§ **WHAT IS ASKED**: Return the records, each one exactly as written.

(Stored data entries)
━━━━━━━━
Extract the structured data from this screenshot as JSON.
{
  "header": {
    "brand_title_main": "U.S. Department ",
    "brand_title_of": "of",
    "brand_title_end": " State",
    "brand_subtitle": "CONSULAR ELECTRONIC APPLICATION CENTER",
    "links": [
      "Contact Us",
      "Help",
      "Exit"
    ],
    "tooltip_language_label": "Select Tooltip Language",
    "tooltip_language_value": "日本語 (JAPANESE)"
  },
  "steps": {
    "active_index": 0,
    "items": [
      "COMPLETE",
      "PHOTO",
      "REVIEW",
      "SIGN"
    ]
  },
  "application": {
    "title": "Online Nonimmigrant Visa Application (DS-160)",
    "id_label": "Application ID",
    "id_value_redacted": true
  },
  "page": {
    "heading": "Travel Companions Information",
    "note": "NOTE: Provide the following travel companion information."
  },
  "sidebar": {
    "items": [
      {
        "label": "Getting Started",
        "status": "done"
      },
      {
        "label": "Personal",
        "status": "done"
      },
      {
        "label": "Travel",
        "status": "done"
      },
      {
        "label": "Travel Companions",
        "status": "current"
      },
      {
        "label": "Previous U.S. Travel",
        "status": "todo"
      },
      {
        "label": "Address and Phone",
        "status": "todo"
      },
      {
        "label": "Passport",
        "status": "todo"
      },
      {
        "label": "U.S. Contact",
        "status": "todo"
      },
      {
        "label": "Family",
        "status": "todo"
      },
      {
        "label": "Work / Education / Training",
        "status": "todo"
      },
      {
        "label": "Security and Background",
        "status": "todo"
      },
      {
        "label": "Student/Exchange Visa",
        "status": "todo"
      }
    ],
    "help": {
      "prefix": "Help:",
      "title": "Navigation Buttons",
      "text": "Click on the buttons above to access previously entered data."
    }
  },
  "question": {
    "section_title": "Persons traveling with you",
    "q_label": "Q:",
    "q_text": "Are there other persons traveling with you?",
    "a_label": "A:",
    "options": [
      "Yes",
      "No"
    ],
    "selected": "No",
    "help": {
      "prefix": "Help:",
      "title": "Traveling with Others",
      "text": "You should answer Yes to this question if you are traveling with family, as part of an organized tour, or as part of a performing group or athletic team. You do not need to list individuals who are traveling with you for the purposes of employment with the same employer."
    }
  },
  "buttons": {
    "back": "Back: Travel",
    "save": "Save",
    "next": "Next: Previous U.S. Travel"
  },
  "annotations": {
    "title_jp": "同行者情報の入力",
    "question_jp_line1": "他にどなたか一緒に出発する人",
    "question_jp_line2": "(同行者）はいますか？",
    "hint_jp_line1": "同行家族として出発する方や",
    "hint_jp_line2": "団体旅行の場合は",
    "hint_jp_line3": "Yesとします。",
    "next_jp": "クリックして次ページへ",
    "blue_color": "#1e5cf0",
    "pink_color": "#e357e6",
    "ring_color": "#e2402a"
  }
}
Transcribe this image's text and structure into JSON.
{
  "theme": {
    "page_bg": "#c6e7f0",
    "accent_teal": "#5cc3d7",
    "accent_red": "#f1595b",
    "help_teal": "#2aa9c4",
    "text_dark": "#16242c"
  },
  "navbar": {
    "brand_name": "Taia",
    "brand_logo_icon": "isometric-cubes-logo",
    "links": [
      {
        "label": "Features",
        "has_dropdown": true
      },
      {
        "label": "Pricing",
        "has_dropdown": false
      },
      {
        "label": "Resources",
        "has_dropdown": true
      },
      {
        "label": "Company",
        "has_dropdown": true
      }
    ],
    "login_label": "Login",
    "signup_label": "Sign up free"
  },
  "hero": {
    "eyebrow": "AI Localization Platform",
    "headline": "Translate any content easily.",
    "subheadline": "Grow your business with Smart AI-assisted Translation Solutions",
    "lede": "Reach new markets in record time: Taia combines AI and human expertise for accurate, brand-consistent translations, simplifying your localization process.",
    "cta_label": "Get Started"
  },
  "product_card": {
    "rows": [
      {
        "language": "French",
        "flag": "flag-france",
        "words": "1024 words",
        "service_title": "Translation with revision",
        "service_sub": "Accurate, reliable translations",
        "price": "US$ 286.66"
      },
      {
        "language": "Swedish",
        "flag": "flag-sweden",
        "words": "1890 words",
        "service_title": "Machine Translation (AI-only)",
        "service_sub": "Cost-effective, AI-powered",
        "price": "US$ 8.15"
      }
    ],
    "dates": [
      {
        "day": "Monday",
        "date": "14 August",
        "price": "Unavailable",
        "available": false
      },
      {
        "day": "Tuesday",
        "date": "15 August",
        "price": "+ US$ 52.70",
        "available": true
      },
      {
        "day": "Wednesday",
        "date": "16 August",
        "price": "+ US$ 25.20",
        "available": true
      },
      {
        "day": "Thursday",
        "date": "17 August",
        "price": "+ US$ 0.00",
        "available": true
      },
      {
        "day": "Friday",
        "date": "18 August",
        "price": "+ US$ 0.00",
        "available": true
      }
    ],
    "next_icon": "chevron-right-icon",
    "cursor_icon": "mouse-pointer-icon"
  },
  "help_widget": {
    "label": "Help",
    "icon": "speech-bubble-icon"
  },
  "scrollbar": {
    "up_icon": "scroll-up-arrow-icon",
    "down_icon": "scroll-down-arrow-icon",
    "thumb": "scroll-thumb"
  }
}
━━━━━━━━
§ **WORKED ANSWER**:
Extract the structured data from this screenshot as JSON.
{
  "header": {
    "brand_title_main": "U.S. Department ",
    "brand_title_of": "of",
    "brand_title_end": " State",
    "brand_subtitle": "CONSULAR ELECTRONIC APPLICATION CENTER",
    "links": [
      "Contact Us",
      "Help",
      "Exit"
    ],
    "tooltip_language_label": "Select Tooltip Language",
    "tooltip_language_value": "日本語 (JAPANESE)"
  },
  "steps": {
    "active_index": 0,
    "items": [
      "COMPLETE",
      "PHOTO",
      "REVIEW",
      "SIGN"
    ]
  },
  "application": {
    "title": "Online Nonimmigrant Visa Application (DS-160)",
    "id_label": "Application ID",
    "id_value_redacted": true
  },
  "page": {
    "heading": "Travel Companions Information",
    "note": "NOTE: Provide the following travel companion information."
  },
  "sidebar": {
    "items": [
      {
        "label": "Getting Started",
        "status": "done"
      },
      {
        "label": "Personal",
        "status": "done"
      },
      {
        "label": "Travel",
        "status": "done"
      },
      {
        "label": "Travel Companions",
        "status": "current"
      },
      {
        "label": "Previous U.S. Travel",
        "status": "todo"
      },
      {
        "label": "Address and Phone",
        "status": "todo"
      },
      {
        "label": "Passport",
        "status": "todo"
      },
      {
        "label": "U.S. Contact",
        "status": "todo"
      },
      {
        "label": "Family",
        "status": "todo"
      },
      {
        "label": "Work / Education / Training",
        "status": "todo"
      },
      {
        "label": "Security and Background",
        "status": "todo"
      },
      {
        "label": "Student/Exchange Visa",
        "status": "todo"
      }
    ],
    "help": {
      "prefix": "Help:",
      "title": "Navigation Buttons",
      "text": "Click on the buttons above to access previously entered data."
    }
  },
  "question": {
    "section_title": "Persons traveling with you",
    "q_label": "Q:",
    "q_text": "Are there other persons traveling with you?",
    "a_label": "A:",
    "options": [
      "Yes",
      "No"
    ],
    "selected": "No",
    "help": {
      "prefix": "Help:",
      "title": "Traveling with Others",
      "text": "You should answer Yes to this question if you are traveling with family, as part of an organized tour, or as part of a performing group or athletic team. You do not need to list individuals who are traveling with you for the purposes of employment with the same employer."
    }
  },
  "buttons": {
    "back": "Back: Travel",
    "save": "Save",
    "next": "Next: Previous U.S. Travel"
  },
  "annotations": {
    "title_jp": "同行者情報の入力",
    "question_jp_line1": "他にどなたか一緒に出発する人",
    "question_jp_line2": "(同行者）はいますか？",
    "hint_jp_line1": "同行家族として出発する方や",
    "hint_jp_line2": "団体旅行の場合は",
    "hint_jp_line3": "Yesとします。",
    "next_jp": "クリックして次ページへ",
    "blue_color": "#1e5cf0",
    "pink_color": "#e357e6",
    "ring_color": "#e2402a"
  }
}
Transcribe this image's text and structure into JSON.
{
  "theme": {
    "page_bg": "#c6e7f0",
    "accent_teal": "#5cc3d7",
    "accent_red": "#f1595b",
    "help_teal": "#2aa9c4",
    "text_dark": "#16242c"
  },
  "navbar": {
    "brand_name": "Taia",
    "brand_logo_icon": "isometric-cubes-logo",
    "links": [
      {
        "label": "Features",
        "has_dropdown": true
      },
      {
        "label": "Pricing",
        "has_dropdown": false
      },
      {
        "label": "Resources",
        "has_dropdown": true
      },
      {
        "label": "Company",
        "has_dropdown": true
      }
    ],
    "login_label": "Login",
    "signup_label": "Sign up free"
  },
  "hero": {
    "eyebrow": "AI Localization Platform",
    "headline": "Translate any content easily.",
    "subheadline": "Grow your business with Smart AI-assisted Translation Solutions",
    "lede": "Reach new markets in record time: Taia combines AI and human expertise for accurate, brand-consistent translations, simplifying your localization process.",
    "cta_label": "Get Started"
  },
  "product_card": {
    "rows": [
      {
        "language": "French",
        "flag": "flag-france",
        "words": "1024 words",
        "service_title": "Translation with revision",
        "service_sub": "Accurate, reliable translations",
        "price": "US$ 286.66"
      },
      {
        "language": "Swedish",
        "flag": "flag-sweden",
        "words": "1890 words",
        "service_title": "Machine Translation (AI-only)",
        "service_sub": "Cost-effective, AI-powered",
        "price": "US$ 8.15"
      }
    ],
    "dates": [
      {
        "day": "Monday",
        "date": "14 August",
        "price": "Unavailable",
        "available": false
      },
      {
        "day": "Tuesday",
        "date": "15 August",
        "price": "+ US$ 52.70",
        "available": true
      },
      {
        "day": "Wednesday",
        "date": "16 August",
        "price": "+ US$ 25.20",
        "available": true
      },
      {
        "day": "Thursday",
        "date": "17 August",
        "price": "+ US$ 0.00",
        "available": true
      },
      {
        "day": "Friday",
        "date": "18 August",
        "price": "+ US$ 0.00",
        "available": true
      }
    ],
    "next_icon": "chevron-right-icon",
    "cursor_icon": "mouse-pointer-icon"
  },
  "help_widget": {
    "label": "Help",
    "icon": "speech-bubble-icon"
  },
  "scrollbar": {
    "up_icon": "scroll-up-arrow-icon",
    "down_icon": "scroll-down-arrow-icon",
    "thumb": "scroll-thumb"
  }
}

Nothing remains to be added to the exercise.